Copy out every one of the items below, reproducing each line character for character without any changes.

——————————

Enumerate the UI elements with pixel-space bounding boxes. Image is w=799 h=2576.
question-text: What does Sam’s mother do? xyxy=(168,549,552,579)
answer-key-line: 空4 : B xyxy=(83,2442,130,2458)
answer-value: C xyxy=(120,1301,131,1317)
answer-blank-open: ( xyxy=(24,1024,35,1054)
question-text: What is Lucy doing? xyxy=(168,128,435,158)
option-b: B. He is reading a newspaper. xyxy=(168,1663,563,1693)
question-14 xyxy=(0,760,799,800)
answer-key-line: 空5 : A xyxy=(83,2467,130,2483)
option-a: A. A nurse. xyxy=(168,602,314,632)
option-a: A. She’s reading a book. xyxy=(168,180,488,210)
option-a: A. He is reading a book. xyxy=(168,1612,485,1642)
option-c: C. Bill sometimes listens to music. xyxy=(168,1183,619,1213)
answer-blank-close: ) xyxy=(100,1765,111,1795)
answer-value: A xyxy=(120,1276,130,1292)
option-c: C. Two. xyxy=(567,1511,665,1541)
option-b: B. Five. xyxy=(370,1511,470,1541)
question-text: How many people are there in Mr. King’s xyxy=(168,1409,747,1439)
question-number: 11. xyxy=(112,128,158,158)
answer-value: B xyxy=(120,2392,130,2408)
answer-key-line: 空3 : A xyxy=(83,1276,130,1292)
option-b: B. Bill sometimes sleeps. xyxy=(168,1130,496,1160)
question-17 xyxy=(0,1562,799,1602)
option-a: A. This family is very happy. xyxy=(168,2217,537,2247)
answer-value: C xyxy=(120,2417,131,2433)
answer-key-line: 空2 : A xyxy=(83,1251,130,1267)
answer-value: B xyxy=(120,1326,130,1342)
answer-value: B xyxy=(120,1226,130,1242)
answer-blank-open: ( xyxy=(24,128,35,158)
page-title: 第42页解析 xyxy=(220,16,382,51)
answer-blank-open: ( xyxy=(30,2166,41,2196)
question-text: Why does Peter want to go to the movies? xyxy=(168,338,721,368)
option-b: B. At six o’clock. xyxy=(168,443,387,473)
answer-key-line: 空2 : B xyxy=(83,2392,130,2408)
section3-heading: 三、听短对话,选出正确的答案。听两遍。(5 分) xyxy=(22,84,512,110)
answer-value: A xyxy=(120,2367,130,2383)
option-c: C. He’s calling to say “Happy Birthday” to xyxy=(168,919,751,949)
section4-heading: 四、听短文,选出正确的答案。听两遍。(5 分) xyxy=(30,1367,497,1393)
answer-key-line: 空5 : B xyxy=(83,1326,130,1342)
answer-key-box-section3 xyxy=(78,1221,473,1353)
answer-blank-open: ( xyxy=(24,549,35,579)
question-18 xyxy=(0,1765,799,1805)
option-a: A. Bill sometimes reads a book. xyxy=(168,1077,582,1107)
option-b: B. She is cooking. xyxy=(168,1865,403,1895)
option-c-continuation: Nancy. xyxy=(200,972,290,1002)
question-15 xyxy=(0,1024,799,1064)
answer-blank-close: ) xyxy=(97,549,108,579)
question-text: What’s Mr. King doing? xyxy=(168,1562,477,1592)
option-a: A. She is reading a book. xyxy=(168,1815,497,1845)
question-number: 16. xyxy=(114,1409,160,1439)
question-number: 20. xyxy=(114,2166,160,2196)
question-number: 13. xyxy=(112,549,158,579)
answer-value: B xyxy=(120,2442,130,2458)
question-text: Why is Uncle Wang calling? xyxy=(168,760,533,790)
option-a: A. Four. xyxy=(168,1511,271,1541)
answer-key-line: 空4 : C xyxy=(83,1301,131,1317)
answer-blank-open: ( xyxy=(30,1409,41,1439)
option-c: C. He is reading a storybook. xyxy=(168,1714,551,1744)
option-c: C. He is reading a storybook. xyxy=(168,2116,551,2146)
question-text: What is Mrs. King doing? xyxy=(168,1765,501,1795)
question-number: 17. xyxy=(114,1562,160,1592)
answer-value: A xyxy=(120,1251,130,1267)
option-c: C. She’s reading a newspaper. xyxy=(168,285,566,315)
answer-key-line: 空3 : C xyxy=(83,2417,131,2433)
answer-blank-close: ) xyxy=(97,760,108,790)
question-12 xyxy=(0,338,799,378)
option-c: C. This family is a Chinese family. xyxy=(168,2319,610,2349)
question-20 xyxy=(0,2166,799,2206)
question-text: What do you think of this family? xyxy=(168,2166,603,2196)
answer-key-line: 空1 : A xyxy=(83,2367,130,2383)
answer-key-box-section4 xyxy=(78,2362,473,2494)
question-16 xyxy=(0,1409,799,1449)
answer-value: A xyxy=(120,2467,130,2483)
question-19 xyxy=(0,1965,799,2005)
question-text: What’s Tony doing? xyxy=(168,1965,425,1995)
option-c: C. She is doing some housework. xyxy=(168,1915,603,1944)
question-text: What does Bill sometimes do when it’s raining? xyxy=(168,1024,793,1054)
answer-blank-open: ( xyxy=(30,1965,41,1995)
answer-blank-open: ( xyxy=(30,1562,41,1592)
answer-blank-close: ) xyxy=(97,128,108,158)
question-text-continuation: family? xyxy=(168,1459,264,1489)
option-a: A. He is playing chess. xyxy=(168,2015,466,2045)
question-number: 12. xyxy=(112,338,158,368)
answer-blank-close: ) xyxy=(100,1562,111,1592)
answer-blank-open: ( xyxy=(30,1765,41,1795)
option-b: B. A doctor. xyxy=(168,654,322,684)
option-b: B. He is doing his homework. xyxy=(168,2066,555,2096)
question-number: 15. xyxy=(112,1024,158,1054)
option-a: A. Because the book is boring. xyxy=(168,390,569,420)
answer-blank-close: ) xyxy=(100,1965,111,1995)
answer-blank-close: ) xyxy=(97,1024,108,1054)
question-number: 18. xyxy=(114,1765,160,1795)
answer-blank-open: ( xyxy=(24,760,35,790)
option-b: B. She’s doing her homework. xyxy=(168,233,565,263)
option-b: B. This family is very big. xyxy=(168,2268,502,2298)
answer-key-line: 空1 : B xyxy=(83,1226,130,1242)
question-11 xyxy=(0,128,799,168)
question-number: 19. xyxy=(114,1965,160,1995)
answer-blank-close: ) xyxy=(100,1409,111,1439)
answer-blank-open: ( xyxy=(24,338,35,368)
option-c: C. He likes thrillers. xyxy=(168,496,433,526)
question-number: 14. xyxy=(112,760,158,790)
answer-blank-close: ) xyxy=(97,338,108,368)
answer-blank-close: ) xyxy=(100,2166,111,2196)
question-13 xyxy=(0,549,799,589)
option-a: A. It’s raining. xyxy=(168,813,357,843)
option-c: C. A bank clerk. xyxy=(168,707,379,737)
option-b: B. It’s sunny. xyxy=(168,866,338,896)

——————————

◆ Response for this exercise:
Enumerate the UI elements with pixel-space bounding boxes. Image is w=799 h=2576.
question-text: What does Sam’s mother do? xyxy=(168,549,552,579)
answer-key-line: 空4 : B xyxy=(83,2442,130,2458)
answer-value: C xyxy=(120,1301,131,1317)
answer-blank-open: ( xyxy=(24,1024,35,1054)
question-text: What is Lucy doing? xyxy=(168,128,435,158)
option-b: B. He is reading a newspaper. xyxy=(168,1663,563,1693)
question-14 xyxy=(0,760,799,800)
answer-key-line: 空5 : A xyxy=(83,2467,130,2483)
option-a: A. A nurse. xyxy=(168,602,314,632)
option-a: A. She’s reading a book. xyxy=(168,180,488,210)
option-a: A. He is reading a book. xyxy=(168,1612,485,1642)
option-c: C. Bill sometimes listens to music. xyxy=(168,1183,619,1213)
answer-blank-close: ) xyxy=(100,1765,111,1795)
answer-value: A xyxy=(120,1276,130,1292)
option-c: C. Two. xyxy=(567,1511,665,1541)
option-b: B. Five. xyxy=(370,1511,470,1541)
question-text: How many people are there in Mr. King’s xyxy=(168,1409,747,1439)
question-number: 11. xyxy=(112,128,158,158)
answer-value: B xyxy=(120,2392,130,2408)
answer-key-line: 空3 : A xyxy=(83,1276,130,1292)
option-b: B. Bill sometimes sleeps. xyxy=(168,1130,496,1160)
question-17 xyxy=(0,1562,799,1602)
option-a: A. This family is very happy. xyxy=(168,2217,537,2247)
answer-value: C xyxy=(120,2417,131,2433)
answer-key-line: 空2 : A xyxy=(83,1251,130,1267)
answer-value: B xyxy=(120,1326,130,1342)
answer-value: B xyxy=(120,1226,130,1242)
answer-blank-open: ( xyxy=(24,128,35,158)
page-title: 第42页解析 xyxy=(220,16,382,51)
answer-blank-open: ( xyxy=(30,2166,41,2196)
question-text: Why does Peter want to go to the movies? xyxy=(168,338,721,368)
option-b: B. At six o’clock. xyxy=(168,443,387,473)
answer-key-line: 空2 : B xyxy=(83,2392,130,2408)
section3-heading: 三、听短对话,选出正确的答案。听两遍。(5 分) xyxy=(22,84,512,110)
answer-value: A xyxy=(120,2367,130,2383)
option-c: C. He’s calling to say “Happy Birthday” to xyxy=(168,919,751,949)
section4-heading: 四、听短文,选出正确的答案。听两遍。(5 分) xyxy=(30,1367,497,1393)
answer-key-line: 空5 : B xyxy=(83,1326,130,1342)
answer-key-box-section3 xyxy=(78,1221,473,1353)
answer-blank-open: ( xyxy=(24,549,35,579)
question-18 xyxy=(0,1765,799,1805)
option-a: A. Bill sometimes reads a book. xyxy=(168,1077,582,1107)
option-b: B. She is cooking. xyxy=(168,1865,403,1895)
option-c-continuation: Nancy. xyxy=(200,972,290,1002)
question-15 xyxy=(0,1024,799,1064)
answer-blank-close: ) xyxy=(97,549,108,579)
question-text: What’s Mr. King doing? xyxy=(168,1562,477,1592)
option-a: A. She is reading a book. xyxy=(168,1815,497,1845)
question-number: 16. xyxy=(114,1409,160,1439)
question-number: 20. xyxy=(114,2166,160,2196)
question-number: 13. xyxy=(112,549,158,579)
answer-value: B xyxy=(120,2442,130,2458)
question-text: Why is Uncle Wang calling? xyxy=(168,760,533,790)
option-a: A. Four. xyxy=(168,1511,271,1541)
answer-key-line: 空4 : C xyxy=(83,1301,131,1317)
answer-blank-open: ( xyxy=(30,1409,41,1439)
option-c: C. He is reading a storybook. xyxy=(168,1714,551,1744)
option-c: C. He is reading a storybook. xyxy=(168,2116,551,2146)
question-text: What is Mrs. King doing? xyxy=(168,1765,501,1795)
question-number: 17. xyxy=(114,1562,160,1592)
answer-value: A xyxy=(120,1251,130,1267)
option-c: C. She’s reading a newspaper. xyxy=(168,285,566,315)
answer-key-line: 空3 : C xyxy=(83,2417,131,2433)
answer-blank-close: ) xyxy=(97,760,108,790)
question-12 xyxy=(0,338,799,378)
option-c: C. This family is a Chinese family. xyxy=(168,2319,610,2349)
question-20 xyxy=(0,2166,799,2206)
question-text: What do you think of this family? xyxy=(168,2166,603,2196)
answer-key-line: 空1 : A xyxy=(83,2367,130,2383)
answer-key-box-section4 xyxy=(78,2362,473,2494)
question-16 xyxy=(0,1409,799,1449)
answer-value: A xyxy=(120,2467,130,2483)
question-19 xyxy=(0,1965,799,2005)
question-text: What’s Tony doing? xyxy=(168,1965,425,1995)
option-c: C. She is doing some housework. xyxy=(168,1915,603,1944)
question-text: What does Bill sometimes do when it’s raining? xyxy=(168,1024,793,1054)
answer-blank-open: ( xyxy=(30,1965,41,1995)
answer-blank-open: ( xyxy=(30,1562,41,1592)
answer-blank-close: ) xyxy=(97,128,108,158)
question-text-continuation: family? xyxy=(168,1459,264,1489)
option-a: A. He is playing chess. xyxy=(168,2015,466,2045)
question-number: 12. xyxy=(112,338,158,368)
answer-blank-close: ) xyxy=(100,1562,111,1592)
answer-blank-open: ( xyxy=(30,1765,41,1795)
option-b: B. A doctor. xyxy=(168,654,322,684)
option-b: B. He is doing his homework. xyxy=(168,2066,555,2096)
question-number: 15. xyxy=(112,1024,158,1054)
option-a: A. Because the book is boring. xyxy=(168,390,569,420)
answer-blank-close: ) xyxy=(100,1965,111,1995)
answer-blank-close: ) xyxy=(97,1024,108,1054)
question-number: 18. xyxy=(114,1765,160,1795)
answer-blank-open: ( xyxy=(24,760,35,790)
option-b: B. She’s doing her homework. xyxy=(168,233,565,263)
option-b: B. This family is very big. xyxy=(168,2268,502,2298)
answer-key-line: 空1 : B xyxy=(83,1226,130,1242)
question-11 xyxy=(0,128,799,168)
question-number: 19. xyxy=(114,1965,160,1995)
answer-blank-close: ) xyxy=(100,1409,111,1439)
answer-blank-open: ( xyxy=(24,338,35,368)
option-c: C. He likes thrillers. xyxy=(168,496,433,526)
question-number: 14. xyxy=(112,760,158,790)
answer-blank-close: ) xyxy=(97,338,108,368)
answer-blank-close: ) xyxy=(100,2166,111,2196)
question-13 xyxy=(0,549,799,589)
option-a: A. It’s raining. xyxy=(168,813,357,843)
option-c: C. A bank clerk. xyxy=(168,707,379,737)
option-b: B. It’s sunny. xyxy=(168,866,338,896)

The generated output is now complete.